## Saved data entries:
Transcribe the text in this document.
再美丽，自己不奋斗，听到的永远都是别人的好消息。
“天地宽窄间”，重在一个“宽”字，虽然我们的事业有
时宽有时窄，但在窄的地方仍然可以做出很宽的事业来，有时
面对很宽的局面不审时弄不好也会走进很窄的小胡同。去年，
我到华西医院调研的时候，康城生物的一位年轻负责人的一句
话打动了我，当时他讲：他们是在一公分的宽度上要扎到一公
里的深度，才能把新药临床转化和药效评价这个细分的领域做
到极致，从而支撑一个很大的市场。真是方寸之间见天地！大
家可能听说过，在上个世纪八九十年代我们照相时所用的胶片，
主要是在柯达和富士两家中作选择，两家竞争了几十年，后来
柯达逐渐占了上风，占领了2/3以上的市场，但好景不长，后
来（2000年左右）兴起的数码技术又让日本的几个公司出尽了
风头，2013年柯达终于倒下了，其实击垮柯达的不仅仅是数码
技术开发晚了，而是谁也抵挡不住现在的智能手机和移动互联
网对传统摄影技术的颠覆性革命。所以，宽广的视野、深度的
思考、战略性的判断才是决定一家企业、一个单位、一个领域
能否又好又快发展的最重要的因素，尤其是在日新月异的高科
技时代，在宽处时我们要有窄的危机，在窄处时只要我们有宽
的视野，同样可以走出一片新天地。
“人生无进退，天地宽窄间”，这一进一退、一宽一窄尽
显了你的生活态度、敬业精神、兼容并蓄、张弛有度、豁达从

* * *

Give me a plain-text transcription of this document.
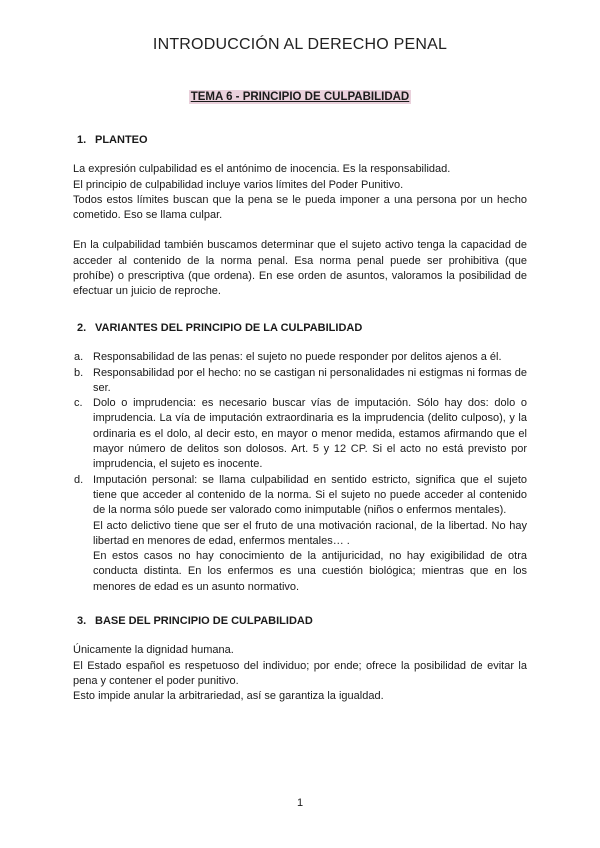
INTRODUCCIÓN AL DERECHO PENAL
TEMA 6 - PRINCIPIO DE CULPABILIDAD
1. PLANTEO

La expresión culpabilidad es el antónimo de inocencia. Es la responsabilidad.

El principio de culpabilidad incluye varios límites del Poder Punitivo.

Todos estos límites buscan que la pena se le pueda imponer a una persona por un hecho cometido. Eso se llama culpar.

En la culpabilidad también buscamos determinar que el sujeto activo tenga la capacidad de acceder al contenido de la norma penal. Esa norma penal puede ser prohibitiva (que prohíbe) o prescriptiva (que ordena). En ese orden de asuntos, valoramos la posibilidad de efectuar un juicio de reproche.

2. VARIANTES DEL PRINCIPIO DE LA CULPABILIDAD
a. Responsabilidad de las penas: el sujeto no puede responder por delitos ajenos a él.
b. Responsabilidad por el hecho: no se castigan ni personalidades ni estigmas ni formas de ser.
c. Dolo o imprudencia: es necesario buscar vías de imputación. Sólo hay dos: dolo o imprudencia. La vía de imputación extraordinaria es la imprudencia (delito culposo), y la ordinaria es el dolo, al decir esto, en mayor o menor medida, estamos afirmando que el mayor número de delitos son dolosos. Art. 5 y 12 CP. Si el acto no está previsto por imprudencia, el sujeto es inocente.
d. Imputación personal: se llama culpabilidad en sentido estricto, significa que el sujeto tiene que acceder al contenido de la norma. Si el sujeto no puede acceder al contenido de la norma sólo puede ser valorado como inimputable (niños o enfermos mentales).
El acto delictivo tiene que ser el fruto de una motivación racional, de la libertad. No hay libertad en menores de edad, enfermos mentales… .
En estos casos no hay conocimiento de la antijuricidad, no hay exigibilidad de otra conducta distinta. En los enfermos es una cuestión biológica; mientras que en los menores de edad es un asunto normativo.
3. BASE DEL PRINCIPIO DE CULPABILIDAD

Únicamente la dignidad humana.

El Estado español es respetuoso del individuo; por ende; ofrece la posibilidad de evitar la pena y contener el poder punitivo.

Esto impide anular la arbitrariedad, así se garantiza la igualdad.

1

## TASK BRIEF:
Answer with one number: how many lines in the listing hold "document".

## FULL ANSWER:
2